## What is being asked:
Scan the material and copy every line in which "ylabel" appears.

## Extracts from a graphics dataset:
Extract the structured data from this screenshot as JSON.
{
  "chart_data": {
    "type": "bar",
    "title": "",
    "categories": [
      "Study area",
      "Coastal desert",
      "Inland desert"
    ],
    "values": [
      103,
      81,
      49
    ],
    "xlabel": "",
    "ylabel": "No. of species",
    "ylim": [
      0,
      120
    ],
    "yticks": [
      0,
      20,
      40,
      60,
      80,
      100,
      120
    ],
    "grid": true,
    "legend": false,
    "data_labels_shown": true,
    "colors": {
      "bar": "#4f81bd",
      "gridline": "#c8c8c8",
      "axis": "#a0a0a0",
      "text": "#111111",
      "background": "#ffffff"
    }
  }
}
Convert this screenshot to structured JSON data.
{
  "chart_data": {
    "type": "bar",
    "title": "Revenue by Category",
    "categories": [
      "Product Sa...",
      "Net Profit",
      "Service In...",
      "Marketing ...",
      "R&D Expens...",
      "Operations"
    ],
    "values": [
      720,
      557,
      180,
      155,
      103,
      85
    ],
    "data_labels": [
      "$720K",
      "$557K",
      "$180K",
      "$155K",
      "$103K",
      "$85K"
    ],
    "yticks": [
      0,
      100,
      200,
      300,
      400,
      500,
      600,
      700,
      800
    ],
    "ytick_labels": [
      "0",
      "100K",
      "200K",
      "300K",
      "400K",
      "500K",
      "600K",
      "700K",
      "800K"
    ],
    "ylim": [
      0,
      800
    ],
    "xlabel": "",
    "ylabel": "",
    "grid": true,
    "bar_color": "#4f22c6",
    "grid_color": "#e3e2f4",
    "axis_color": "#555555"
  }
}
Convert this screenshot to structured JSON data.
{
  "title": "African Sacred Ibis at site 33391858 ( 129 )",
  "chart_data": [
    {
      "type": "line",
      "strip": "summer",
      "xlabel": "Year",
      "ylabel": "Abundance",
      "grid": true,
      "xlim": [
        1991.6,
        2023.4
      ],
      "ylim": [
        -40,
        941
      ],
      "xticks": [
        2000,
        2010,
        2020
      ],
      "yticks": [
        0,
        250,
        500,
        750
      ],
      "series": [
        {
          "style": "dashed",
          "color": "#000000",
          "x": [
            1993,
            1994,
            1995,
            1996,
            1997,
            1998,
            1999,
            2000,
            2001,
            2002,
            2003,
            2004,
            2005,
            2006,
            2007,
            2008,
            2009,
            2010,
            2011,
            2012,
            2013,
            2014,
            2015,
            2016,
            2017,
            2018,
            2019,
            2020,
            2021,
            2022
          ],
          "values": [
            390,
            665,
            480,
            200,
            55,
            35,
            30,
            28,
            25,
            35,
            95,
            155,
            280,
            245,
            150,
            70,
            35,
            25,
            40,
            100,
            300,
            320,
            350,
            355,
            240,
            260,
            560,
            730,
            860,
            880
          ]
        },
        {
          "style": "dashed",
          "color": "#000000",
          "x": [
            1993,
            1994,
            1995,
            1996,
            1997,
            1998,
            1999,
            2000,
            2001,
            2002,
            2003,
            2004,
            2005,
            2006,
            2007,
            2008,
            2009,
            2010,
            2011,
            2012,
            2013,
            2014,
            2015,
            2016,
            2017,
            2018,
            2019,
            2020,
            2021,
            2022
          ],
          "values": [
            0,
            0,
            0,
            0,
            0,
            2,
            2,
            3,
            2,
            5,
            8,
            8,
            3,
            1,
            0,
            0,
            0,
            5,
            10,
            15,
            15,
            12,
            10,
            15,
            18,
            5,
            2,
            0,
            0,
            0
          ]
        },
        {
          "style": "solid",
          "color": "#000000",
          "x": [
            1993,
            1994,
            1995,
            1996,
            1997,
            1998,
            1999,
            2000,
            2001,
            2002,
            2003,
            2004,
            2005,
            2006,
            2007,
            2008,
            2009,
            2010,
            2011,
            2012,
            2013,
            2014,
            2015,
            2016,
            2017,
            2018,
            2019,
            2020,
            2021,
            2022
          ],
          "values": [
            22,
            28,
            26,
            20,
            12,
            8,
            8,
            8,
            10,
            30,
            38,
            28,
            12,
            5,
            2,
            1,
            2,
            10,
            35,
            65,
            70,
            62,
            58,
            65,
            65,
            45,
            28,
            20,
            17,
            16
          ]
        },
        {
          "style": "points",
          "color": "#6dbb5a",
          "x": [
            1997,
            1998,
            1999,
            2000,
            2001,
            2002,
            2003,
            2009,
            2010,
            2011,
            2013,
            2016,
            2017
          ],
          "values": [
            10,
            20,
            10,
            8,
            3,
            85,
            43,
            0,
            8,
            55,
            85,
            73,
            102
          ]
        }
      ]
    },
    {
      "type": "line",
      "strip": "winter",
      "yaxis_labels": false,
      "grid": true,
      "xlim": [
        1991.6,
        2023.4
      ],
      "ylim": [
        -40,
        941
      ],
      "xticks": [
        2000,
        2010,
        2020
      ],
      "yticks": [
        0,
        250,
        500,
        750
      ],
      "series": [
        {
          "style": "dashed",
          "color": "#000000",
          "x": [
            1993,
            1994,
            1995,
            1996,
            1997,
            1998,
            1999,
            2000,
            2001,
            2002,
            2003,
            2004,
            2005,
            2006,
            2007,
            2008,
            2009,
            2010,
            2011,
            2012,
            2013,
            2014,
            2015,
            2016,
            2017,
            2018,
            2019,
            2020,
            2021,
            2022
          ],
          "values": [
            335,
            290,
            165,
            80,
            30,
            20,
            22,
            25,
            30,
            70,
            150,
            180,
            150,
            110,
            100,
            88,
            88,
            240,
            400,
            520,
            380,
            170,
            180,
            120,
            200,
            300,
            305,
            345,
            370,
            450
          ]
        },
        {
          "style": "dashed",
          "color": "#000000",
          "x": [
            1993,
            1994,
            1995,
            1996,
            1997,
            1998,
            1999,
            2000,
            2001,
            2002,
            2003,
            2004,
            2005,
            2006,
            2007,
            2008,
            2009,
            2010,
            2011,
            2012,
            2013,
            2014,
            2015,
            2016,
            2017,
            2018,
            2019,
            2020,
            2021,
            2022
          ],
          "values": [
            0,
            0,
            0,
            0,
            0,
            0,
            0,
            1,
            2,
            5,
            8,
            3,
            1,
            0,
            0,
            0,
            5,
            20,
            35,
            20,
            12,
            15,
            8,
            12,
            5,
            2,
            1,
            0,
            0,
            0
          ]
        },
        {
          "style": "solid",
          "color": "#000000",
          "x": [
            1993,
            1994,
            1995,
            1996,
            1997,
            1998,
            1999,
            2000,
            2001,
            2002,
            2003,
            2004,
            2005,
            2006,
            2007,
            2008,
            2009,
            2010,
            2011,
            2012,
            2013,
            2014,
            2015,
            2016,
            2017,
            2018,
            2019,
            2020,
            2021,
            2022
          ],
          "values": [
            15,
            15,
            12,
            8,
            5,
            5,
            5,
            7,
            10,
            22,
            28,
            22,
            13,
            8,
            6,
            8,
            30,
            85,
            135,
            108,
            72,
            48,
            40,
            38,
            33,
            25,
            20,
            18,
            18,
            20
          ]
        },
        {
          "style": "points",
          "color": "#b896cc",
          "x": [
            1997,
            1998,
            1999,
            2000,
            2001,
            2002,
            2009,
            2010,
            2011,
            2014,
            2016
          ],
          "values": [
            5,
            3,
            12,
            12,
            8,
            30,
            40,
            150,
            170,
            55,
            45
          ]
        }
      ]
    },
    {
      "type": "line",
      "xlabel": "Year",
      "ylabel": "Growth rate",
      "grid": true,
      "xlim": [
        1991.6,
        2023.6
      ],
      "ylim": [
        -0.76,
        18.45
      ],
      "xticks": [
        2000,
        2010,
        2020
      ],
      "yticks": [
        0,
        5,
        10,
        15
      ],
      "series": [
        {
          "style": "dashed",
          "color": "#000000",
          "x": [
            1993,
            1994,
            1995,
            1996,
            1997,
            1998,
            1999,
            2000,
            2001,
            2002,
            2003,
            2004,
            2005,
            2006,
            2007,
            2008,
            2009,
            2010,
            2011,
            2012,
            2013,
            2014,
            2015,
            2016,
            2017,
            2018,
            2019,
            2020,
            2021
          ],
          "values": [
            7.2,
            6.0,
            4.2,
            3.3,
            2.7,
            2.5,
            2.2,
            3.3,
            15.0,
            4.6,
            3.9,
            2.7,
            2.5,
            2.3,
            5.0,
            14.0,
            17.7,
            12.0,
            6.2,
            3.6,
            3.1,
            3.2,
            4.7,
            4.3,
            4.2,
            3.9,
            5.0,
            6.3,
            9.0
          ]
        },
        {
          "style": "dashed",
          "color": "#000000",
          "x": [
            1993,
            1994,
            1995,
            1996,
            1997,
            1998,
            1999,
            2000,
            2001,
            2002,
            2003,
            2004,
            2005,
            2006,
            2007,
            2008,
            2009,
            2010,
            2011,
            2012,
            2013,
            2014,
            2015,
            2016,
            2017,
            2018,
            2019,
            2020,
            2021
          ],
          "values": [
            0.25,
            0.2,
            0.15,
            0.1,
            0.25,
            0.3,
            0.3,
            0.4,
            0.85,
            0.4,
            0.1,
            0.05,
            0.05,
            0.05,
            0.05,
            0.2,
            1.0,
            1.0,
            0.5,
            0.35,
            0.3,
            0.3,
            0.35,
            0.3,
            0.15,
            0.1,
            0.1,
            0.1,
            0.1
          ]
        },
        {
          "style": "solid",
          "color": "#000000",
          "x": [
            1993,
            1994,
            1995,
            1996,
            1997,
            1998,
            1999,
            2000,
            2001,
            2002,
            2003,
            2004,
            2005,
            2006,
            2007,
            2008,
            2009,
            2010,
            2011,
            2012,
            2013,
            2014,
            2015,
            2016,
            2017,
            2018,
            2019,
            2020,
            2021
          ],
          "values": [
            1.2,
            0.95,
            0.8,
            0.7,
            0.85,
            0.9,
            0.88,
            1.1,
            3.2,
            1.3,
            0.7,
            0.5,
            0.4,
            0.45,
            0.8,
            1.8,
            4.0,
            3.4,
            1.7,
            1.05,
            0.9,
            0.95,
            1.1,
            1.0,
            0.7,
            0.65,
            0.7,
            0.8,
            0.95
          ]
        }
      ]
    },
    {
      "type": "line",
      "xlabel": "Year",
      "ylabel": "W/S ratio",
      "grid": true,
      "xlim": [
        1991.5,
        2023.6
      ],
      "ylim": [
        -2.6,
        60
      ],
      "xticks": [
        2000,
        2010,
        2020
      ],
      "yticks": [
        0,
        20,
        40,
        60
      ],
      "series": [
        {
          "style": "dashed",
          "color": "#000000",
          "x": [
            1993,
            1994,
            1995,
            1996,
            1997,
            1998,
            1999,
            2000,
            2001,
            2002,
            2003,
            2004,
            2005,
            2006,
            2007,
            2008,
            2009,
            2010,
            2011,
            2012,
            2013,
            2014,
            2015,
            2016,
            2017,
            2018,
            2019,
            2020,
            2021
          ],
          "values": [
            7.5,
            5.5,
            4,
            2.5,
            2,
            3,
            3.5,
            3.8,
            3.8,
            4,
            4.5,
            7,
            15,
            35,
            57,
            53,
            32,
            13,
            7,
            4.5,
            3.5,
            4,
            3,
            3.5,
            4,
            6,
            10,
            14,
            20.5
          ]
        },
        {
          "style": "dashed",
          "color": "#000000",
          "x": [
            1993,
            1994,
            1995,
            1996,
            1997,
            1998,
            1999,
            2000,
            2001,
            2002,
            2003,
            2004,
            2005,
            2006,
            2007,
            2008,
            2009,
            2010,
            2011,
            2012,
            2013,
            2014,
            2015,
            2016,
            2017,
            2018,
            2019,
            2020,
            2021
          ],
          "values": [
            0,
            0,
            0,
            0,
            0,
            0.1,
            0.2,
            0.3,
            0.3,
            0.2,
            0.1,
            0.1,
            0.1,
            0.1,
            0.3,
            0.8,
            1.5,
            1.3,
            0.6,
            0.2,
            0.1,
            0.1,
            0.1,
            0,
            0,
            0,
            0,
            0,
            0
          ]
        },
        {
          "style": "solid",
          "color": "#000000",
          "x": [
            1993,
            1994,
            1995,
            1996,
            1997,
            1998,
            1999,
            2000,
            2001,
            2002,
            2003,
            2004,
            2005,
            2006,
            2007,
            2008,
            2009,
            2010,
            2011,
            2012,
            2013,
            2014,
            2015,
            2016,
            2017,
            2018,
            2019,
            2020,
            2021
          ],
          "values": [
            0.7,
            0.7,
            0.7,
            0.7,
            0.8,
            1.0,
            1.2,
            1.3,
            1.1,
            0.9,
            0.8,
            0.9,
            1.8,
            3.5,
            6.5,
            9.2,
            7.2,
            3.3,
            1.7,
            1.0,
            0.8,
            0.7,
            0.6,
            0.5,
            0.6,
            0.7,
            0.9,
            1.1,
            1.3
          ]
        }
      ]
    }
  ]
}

## Expected answer:
    "ylabel": "No. of species",
    "ylabel": "",
      "ylabel": "Abundance",
      "ylabel": "Growth rate",
      "ylabel": "W/S ratio",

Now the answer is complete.